### [TASK OBJECTIVE]
Your task is to repeat all of the data exactly while excluding the pictures.
════
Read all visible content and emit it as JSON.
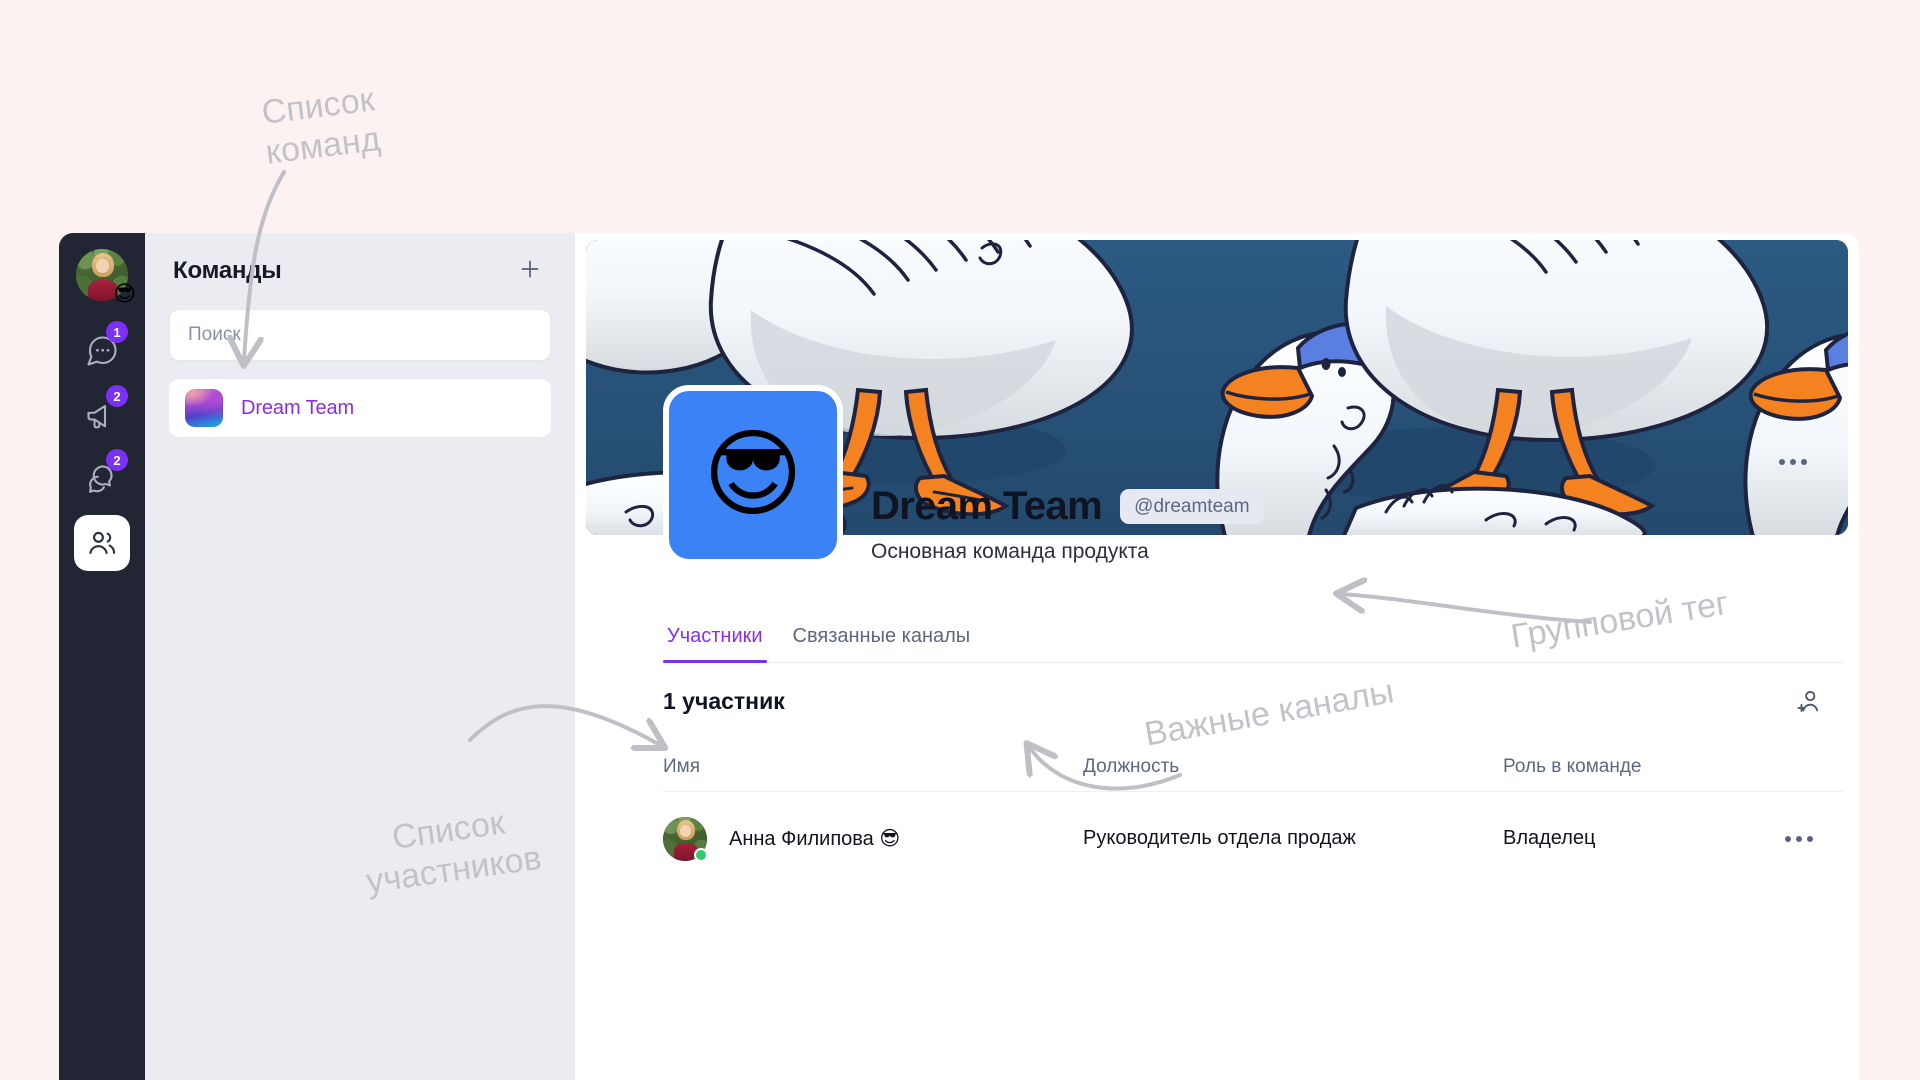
{
  "page": {
    "background_color": "#fdf2f2",
    "annotation_color": "#c2c3c9"
  },
  "rail": {
    "avatar": {
      "name": "user-avatar",
      "status_emoji": "😎"
    },
    "items": [
      {
        "icon": "chat-bubble-icon",
        "badge": "1",
        "active": false
      },
      {
        "icon": "megaphone-icon",
        "badge": "2",
        "active": false
      },
      {
        "icon": "threads-icon",
        "badge": "2",
        "active": false
      },
      {
        "icon": "people-icon",
        "badge": "",
        "active": true
      }
    ]
  },
  "sidebar": {
    "title": "Команды",
    "add_button_label": "+",
    "search": {
      "placeholder": "Поиск",
      "value": ""
    },
    "teams": [
      {
        "name": "Dream Team",
        "selected": true
      }
    ]
  },
  "main": {
    "banner": {
      "alt": "geese-banner",
      "background_color": "#2a5278"
    },
    "team": {
      "avatar_emoji": "😎",
      "avatar_background": "#3b82f6",
      "title": "Dream Team",
      "tag": "@dreamteam",
      "subtitle": "Основная команда продукта",
      "more_button_label": "•••"
    },
    "tabs": [
      {
        "label": "Участники",
        "active": true
      },
      {
        "label": "Связанные каналы",
        "active": false
      }
    ],
    "members_count": "1 участник",
    "add_member_icon": "add-person-icon",
    "table": {
      "columns": [
        "Имя",
        "Должность",
        "Роль в команде"
      ],
      "rows": [
        {
          "name": "Анна Филипова 😎",
          "position": "Руководитель отдела продаж",
          "role": "Владелец",
          "online": true,
          "actions_label": "•••"
        }
      ]
    }
  },
  "annotations": {
    "teams_list": "Список\nкоманд",
    "members_list": "Список\nучастников",
    "group_tag": "Групповой тег",
    "important_channels": "Важные каналы"
  },
  "colors": {
    "accent_purple": "#7b2ff7",
    "link_purple": "#8b2fe0",
    "rail_dark": "#222634",
    "sidebar_grey": "#eaecf1",
    "online_green": "#2ecc71"
  }
}
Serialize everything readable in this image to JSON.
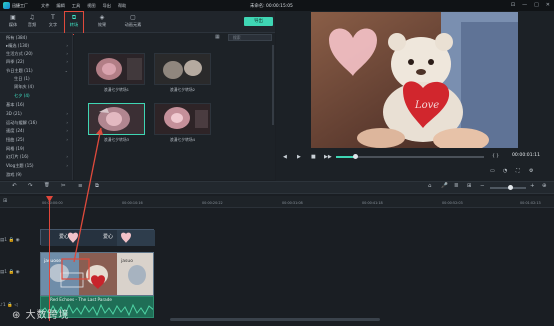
{
  "app": {
    "name": "迅捷工厂",
    "project_title": "未命名: 00:00:15:05"
  },
  "menu": [
    "文件",
    "编辑",
    "工具",
    "视图",
    "导出",
    "帮助"
  ],
  "window_controls": [
    "⊡",
    "—",
    "□",
    "✕"
  ],
  "tabs": [
    {
      "icon": "▣",
      "label": "媒体"
    },
    {
      "icon": "♫",
      "label": "音频"
    },
    {
      "icon": "T",
      "label": "文字"
    },
    {
      "icon": "⧉",
      "label": "转场"
    },
    {
      "icon": "◈",
      "label": "效果"
    },
    {
      "icon": "▢",
      "label": "动画元素"
    }
  ],
  "export_label": "导出",
  "search_placeholder": "搜索",
  "categories": [
    {
      "label": "所有 (384)",
      "chev": ""
    },
    {
      "label": "▸精选 (130)",
      "chev": "›"
    },
    {
      "label": "生活方式 (20)",
      "chev": "›"
    },
    {
      "label": "四季 (22)",
      "chev": "›"
    },
    {
      "label": "节日主题 (11)",
      "chev": "⌄"
    },
    {
      "label": "生日 (1)",
      "chev": ""
    },
    {
      "label": "周年庆 (4)",
      "chev": ""
    },
    {
      "label": "七夕 (4)",
      "chev": ""
    },
    {
      "label": "基本 (16)",
      "chev": ""
    },
    {
      "label": "3D (21)",
      "chev": "›"
    },
    {
      "label": "运动与缓解 (16)",
      "chev": "›"
    },
    {
      "label": "速度 (24)",
      "chev": "›"
    },
    {
      "label": "扭曲 (25)",
      "chev": "›"
    },
    {
      "label": "网格 (19)",
      "chev": ""
    },
    {
      "label": "幻灯片 (16)",
      "chev": "›"
    },
    {
      "label": "Vlog主题 (15)",
      "chev": "›"
    },
    {
      "label": "游戏 (9)",
      "chev": ""
    }
  ],
  "thumbnails": [
    {
      "label": "浪漫七夕转场1"
    },
    {
      "label": "浪漫七夕转场2"
    },
    {
      "label": "浪漫七夕转场3"
    },
    {
      "label": "浪漫七夕转场4"
    }
  ],
  "preview": {
    "timecode": "00:00:01:11",
    "video_text": "Love"
  },
  "playback_controls": [
    "◀",
    "▶",
    "■",
    "▶▶",
    "■"
  ],
  "toolbar_icons": [
    "↶",
    "↷",
    "🗑",
    "✂",
    "≡",
    "⧉"
  ],
  "ruler": [
    "00:00:00:00",
    "00:00:10:16",
    "00:00:20:22",
    "00:00:31:08",
    "00:00:41:18",
    "00:00:52:03",
    "00:01:02:13"
  ],
  "tracks": {
    "title_text": "爱心",
    "audio_label": "Red Echoes - The Last Parade"
  },
  "watermark": "大数跨境",
  "colors": {
    "accent": "#3fd6b4",
    "highlight": "#e04a3c"
  }
}
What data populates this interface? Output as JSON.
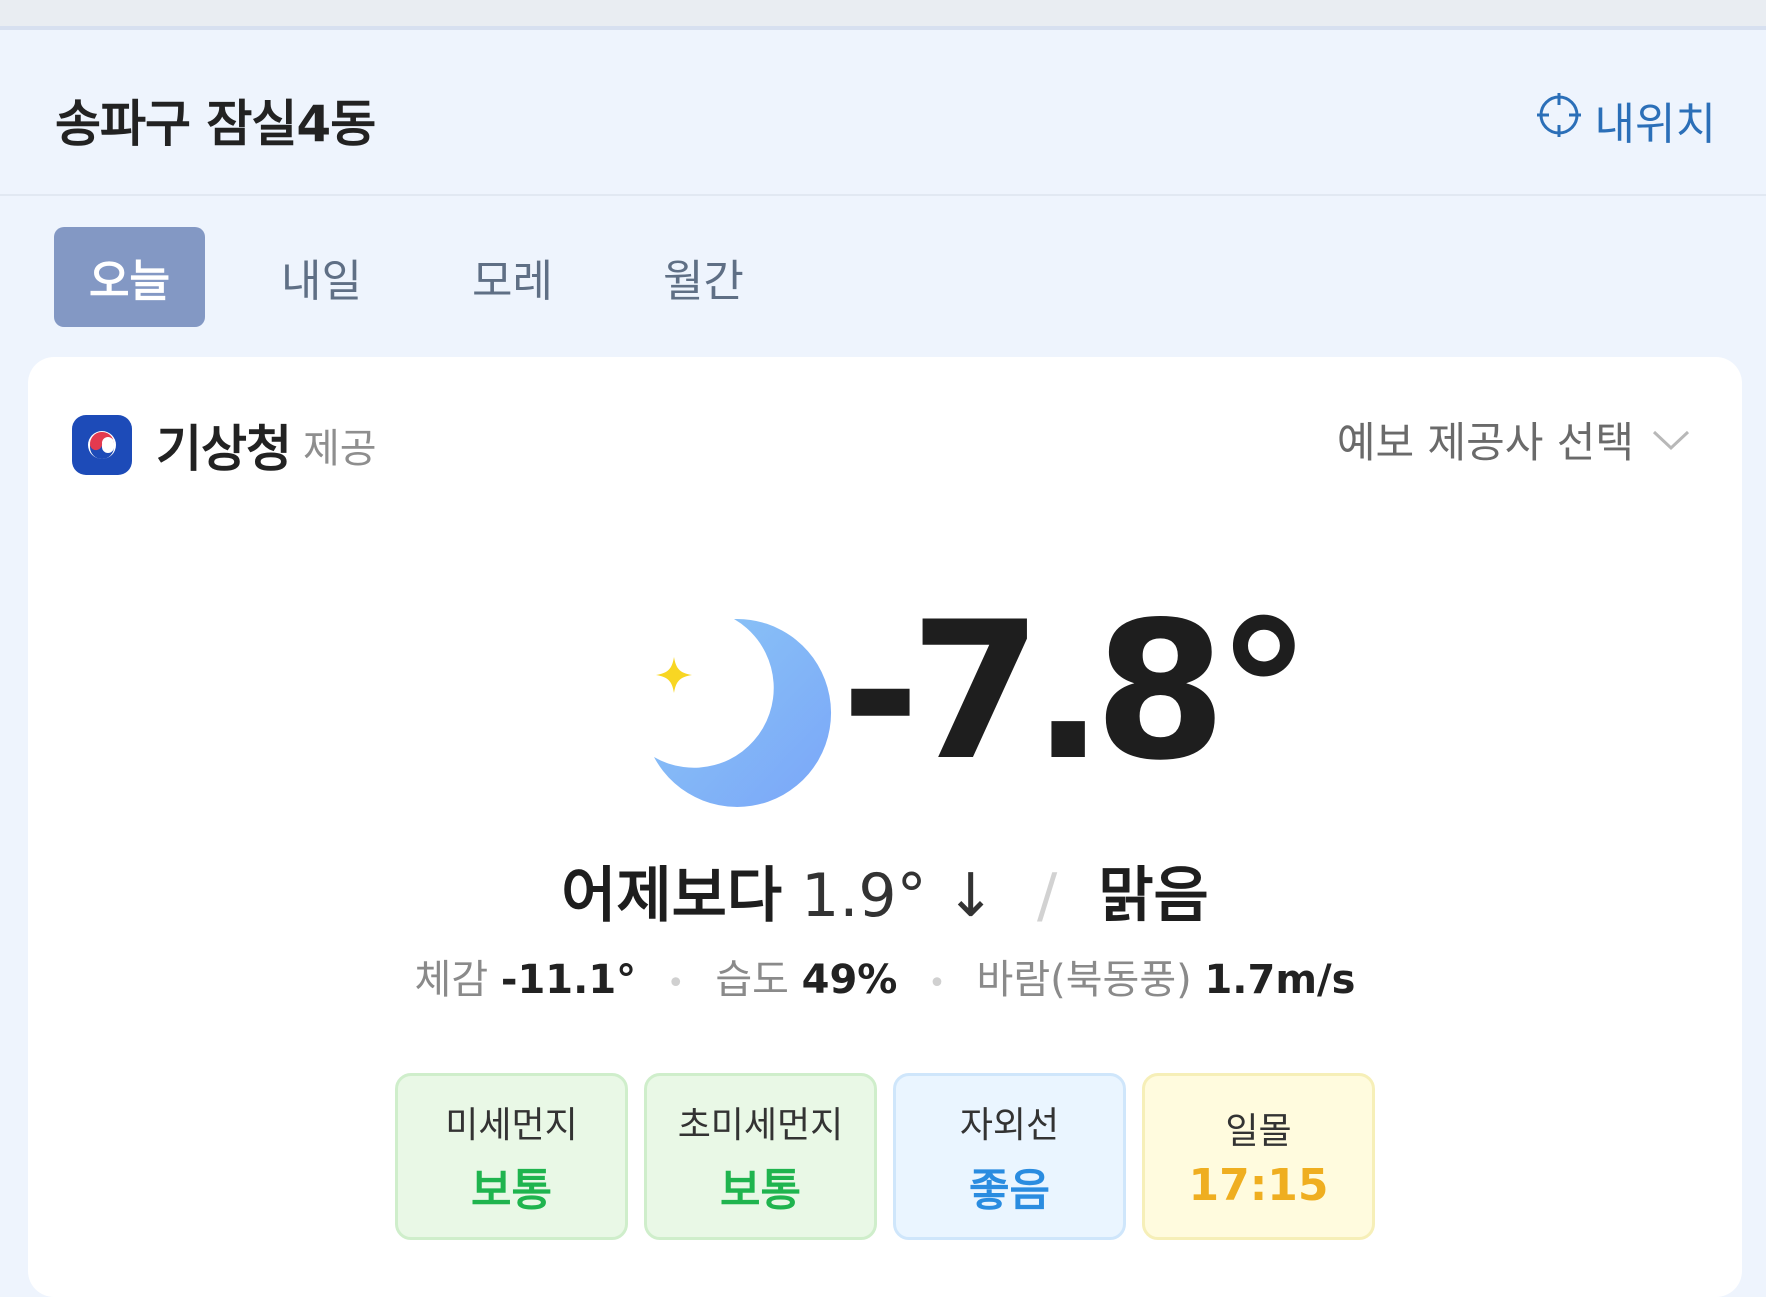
════
### [FINAL RESULT]
Read all visible content and emit it as JSON.
{
  "page": {
    "background_color": "#fdf2f2",
    "annotation_color": "#c2c3c9"
  },
  "rail": {
    "avatar": {
      "name": "user-avatar",
      "status_emoji": "😎"
    },
    "items": [
      {
        "icon": "chat-bubble-icon",
        "badge": "1",
        "active": false
      },
      {
        "icon": "megaphone-icon",
        "badge": "2",
        "active": false
      },
      {
        "icon": "threads-icon",
        "badge": "2",
        "active": false
      },
      {
        "icon": "people-icon",
        "badge": "",
        "active": true
      }
    ]
  },
  "sidebar": {
    "title": "Команды",
    "add_button_label": "+",
    "search": {
      "placeholder": "Поиск",
      "value": ""
    },
    "teams": [
      {
        "name": "Dream Team",
        "selected": true
      }
    ]
  },
  "main": {
    "banner": {
      "alt": "geese-banner",
      "background_color": "#2a5278"
    },
    "team": {
      "avatar_emoji": "😎",
      "avatar_background": "#3b82f6",
      "title": "Dream Team",
      "tag": "@dreamteam",
      "subtitle": "Основная команда продукта",
      "more_button_label": "•••"
    },
    "tabs": [
      {
        "label": "Участники",
        "active": true
      },
      {
        "label": "Связанные каналы",
        "active": false
      }
    ],
    "members_count": "1 участник",
    "add_member_icon": "add-person-icon",
    "table": {
      "columns": [
        "Имя",
        "Должность",
        "Роль в команде"
      ],
      "rows": [
        {
          "name": "Анна Филипова 😎",
          "position": "Руководитель отдела продаж",
          "role": "Владелец",
          "online": true,
          "actions_label": "•••"
        }
      ]
    }
  },
  "annotations": {
    "teams_list": "Список\nкоманд",
    "members_list": "Список\nучастников",
    "group_tag": "Групповой тег",
    "important_channels": "Важные каналы"
  },
  "colors": {
    "accent_purple": "#7b2ff7",
    "link_purple": "#8b2fe0",
    "rail_dark": "#222634",
    "sidebar_grey": "#eaecf1",
    "online_green": "#2ecc71"
  }
}
Serialize everything readable in this image to JSON.
{
  "app": {
    "name": "迅捷工厂",
    "project_title": "未命名: 00:00:15:05"
  },
  "menu": [
    "文件",
    "编辑",
    "工具",
    "视图",
    "导出",
    "帮助"
  ],
  "window_controls": [
    "⊡",
    "—",
    "□",
    "✕"
  ],
  "tabs": [
    {
      "icon": "▣",
      "label": "媒体"
    },
    {
      "icon": "♫",
      "label": "音频"
    },
    {
      "icon": "T",
      "label": "文字"
    },
    {
      "icon": "⧉",
      "label": "转场"
    },
    {
      "icon": "◈",
      "label": "效果"
    },
    {
      "icon": "▢",
      "label": "动画元素"
    }
  ],
  "export_label": "导出",
  "search_placeholder": "搜索",
  "categories": [
    {
      "label": "所有 (384)",
      "chev": ""
    },
    {
      "label": "▸精选 (130)",
      "chev": "›"
    },
    {
      "label": "生活方式 (20)",
      "chev": "›"
    },
    {
      "label": "四季 (22)",
      "chev": "›"
    },
    {
      "label": "节日主题 (11)",
      "chev": "⌄"
    },
    {
      "label": "生日 (1)",
      "chev": ""
    },
    {
      "label": "周年庆 (4)",
      "chev": ""
    },
    {
      "label": "七夕 (4)",
      "chev": ""
    },
    {
      "label": "基本 (16)",
      "chev": ""
    },
    {
      "label": "3D (21)",
      "chev": "›"
    },
    {
      "label": "运动与缓解 (16)",
      "chev": "›"
    },
    {
      "label": "速度 (24)",
      "chev": "›"
    },
    {
      "label": "扭曲 (25)",
      "chev": "›"
    },
    {
      "label": "网格 (19)",
      "chev": ""
    },
    {
      "label": "幻灯片 (16)",
      "chev": "›"
    },
    {
      "label": "Vlog主题 (15)",
      "chev": "›"
    },
    {
      "label": "游戏 (9)",
      "chev": ""
    }
  ],
  "thumbnails": [
    {
      "label": "浪漫七夕转场1"
    },
    {
      "label": "浪漫七夕转场2"
    },
    {
      "label": "浪漫七夕转场3"
    },
    {
      "label": "浪漫七夕转场4"
    }
  ],
  "preview": {
    "timecode": "00:00:01:11",
    "video_text": "Love"
  },
  "playback_controls": [
    "◀",
    "▶",
    "■",
    "▶▶",
    "■"
  ],
  "toolbar_icons": [
    "↶",
    "↷",
    "🗑",
    "✂",
    "≡",
    "⧉"
  ],
  "ruler": [
    "00:00:00:00",
    "00:00:10:16",
    "00:00:20:22",
    "00:00:31:08",
    "00:00:41:18",
    "00:00:52:03",
    "00:01:02:13"
  ],
  "tracks": {
    "title_text": "爱心",
    "audio_label": "Red Echoes - The Last Parade"
  },
  "watermark": "大数跨境",
  "colors": {
    "accent": "#3fd6b4",
    "highlight": "#e04a3c"
  }
}
What data populates this interface? Output as JSON.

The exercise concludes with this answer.